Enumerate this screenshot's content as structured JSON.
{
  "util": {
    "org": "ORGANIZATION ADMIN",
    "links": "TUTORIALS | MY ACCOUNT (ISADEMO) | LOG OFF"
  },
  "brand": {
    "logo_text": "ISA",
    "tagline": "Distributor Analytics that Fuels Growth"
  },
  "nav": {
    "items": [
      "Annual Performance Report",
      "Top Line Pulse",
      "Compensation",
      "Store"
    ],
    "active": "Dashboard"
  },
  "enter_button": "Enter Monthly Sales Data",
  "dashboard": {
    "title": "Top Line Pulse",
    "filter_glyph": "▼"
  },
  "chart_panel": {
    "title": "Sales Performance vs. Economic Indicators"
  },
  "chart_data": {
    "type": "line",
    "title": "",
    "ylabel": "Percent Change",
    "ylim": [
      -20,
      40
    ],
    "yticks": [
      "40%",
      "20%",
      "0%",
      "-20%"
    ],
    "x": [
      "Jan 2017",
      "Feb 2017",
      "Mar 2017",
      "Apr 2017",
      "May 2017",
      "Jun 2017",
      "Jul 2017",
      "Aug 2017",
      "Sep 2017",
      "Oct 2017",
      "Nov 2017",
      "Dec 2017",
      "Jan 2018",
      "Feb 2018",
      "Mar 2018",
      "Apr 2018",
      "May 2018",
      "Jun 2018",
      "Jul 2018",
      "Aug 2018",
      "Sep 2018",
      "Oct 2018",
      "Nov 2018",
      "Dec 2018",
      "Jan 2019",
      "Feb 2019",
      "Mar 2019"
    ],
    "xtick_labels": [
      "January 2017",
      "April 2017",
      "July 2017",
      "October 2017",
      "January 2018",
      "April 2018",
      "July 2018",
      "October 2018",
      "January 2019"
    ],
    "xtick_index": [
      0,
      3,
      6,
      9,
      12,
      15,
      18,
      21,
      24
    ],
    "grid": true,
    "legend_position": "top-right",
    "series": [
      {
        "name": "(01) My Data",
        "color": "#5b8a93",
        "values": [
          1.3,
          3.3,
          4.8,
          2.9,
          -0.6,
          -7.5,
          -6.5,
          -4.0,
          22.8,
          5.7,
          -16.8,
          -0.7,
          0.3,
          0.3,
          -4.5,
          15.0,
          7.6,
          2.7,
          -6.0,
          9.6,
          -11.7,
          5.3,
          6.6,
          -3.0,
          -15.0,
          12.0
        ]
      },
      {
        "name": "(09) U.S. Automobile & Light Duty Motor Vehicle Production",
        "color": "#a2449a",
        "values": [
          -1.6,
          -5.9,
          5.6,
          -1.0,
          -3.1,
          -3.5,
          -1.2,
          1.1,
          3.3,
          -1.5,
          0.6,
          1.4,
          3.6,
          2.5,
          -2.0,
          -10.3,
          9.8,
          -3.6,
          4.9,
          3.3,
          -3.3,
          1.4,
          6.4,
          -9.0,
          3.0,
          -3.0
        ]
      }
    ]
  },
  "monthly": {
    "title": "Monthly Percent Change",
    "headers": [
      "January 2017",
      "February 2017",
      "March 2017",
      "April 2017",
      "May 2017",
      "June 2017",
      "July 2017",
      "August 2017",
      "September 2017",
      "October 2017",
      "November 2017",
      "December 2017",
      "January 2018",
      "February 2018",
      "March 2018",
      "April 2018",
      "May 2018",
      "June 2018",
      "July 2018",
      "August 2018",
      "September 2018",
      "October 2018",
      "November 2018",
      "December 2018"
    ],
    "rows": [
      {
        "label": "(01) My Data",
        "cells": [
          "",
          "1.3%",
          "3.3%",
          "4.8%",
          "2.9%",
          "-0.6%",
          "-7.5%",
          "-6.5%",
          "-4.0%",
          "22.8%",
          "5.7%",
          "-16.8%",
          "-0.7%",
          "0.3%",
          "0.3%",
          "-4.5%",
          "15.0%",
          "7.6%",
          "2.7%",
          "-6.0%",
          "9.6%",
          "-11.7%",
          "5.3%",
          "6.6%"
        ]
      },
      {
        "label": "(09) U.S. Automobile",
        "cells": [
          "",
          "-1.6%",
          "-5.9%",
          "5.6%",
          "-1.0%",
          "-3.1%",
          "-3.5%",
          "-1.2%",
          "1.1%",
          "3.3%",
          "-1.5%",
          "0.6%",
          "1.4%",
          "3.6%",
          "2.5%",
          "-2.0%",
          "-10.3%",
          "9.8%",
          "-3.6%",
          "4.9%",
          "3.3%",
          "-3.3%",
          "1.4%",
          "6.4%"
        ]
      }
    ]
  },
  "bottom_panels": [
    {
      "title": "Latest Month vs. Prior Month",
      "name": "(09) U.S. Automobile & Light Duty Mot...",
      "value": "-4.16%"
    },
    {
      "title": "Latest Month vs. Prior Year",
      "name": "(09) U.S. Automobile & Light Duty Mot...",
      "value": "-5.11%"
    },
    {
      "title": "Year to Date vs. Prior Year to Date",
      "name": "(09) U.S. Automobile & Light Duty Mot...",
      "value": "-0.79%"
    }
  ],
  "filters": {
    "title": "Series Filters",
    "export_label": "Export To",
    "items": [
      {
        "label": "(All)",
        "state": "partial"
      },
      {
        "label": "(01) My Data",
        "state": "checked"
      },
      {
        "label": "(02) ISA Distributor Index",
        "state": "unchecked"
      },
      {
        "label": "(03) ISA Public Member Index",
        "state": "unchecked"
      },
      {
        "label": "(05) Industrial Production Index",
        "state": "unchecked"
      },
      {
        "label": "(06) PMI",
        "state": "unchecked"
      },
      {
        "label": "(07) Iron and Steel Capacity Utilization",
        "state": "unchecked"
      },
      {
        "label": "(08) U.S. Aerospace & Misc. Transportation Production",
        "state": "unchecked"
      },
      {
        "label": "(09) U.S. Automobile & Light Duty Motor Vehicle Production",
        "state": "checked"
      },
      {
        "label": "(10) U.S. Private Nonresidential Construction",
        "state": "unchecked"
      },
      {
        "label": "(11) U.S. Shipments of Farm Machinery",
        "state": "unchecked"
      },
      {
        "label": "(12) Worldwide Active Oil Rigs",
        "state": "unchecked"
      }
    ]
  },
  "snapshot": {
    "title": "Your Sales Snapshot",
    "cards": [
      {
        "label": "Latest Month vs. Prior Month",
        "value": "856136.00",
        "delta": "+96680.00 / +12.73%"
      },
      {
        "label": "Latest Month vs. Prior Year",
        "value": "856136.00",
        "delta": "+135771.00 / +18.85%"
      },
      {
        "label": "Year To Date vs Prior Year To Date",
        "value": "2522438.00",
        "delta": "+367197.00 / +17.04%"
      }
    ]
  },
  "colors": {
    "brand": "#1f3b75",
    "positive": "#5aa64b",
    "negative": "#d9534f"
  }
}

##########

[TASK STATEMENT] Collect the complete line wherever the string "Vehicle" appears in the records.

[SOLUTION FOR THIS EXERCISE]
        "name": "(09) U.S. Automobile & Light Duty Motor Vehicle Production",
        "label": "(09) U.S. Automobile & Light Duty Motor Vehicle Production",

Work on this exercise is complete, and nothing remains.